Written task:
How many lines of these records hold the string "label"? Reply with the number alone.

[Entries from a visual dataset]
------------------------------------------------

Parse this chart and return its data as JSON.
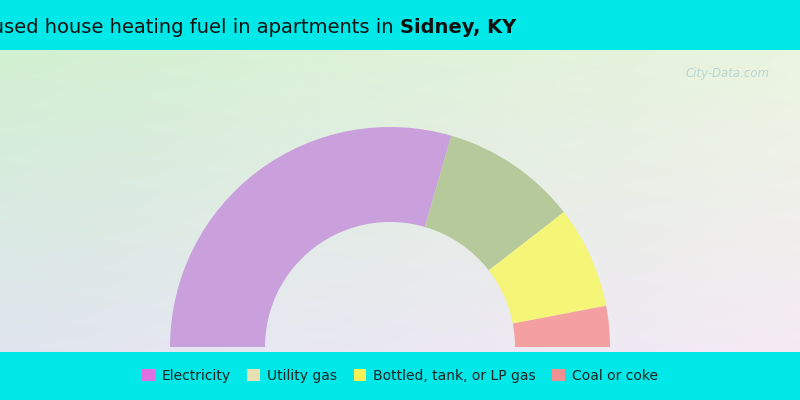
{
  "title_prefix": "Most commonly used house heating fuel in apartments in ",
  "title_bold": "Sidney, KY",
  "segments": [
    {
      "label": "Electricity",
      "value": 59,
      "color": "#c9a0dc"
    },
    {
      "label": "Utility gas",
      "value": 20,
      "color": "#b5c99a"
    },
    {
      "label": "Bottled, tank, or LP gas",
      "value": 15,
      "color": "#f5f577"
    },
    {
      "label": "Coal or coke",
      "value": 6,
      "color": "#f4a0a0"
    }
  ],
  "legend_colors": [
    "#e070e0",
    "#e8e0b0",
    "#f5f055",
    "#f09090"
  ],
  "bg_outer_color": "#00e8e8",
  "watermark": "City-Data.com",
  "title_fontsize": 14,
  "legend_fontsize": 10,
  "gradient_tl": [
    0.82,
    0.94,
    0.82
  ],
  "gradient_tr": [
    0.92,
    0.96,
    0.88
  ],
  "gradient_bl": [
    0.88,
    0.9,
    0.94
  ],
  "gradient_br": [
    0.96,
    0.92,
    0.96
  ]
}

------------------------------------------------

Exercise answer:
4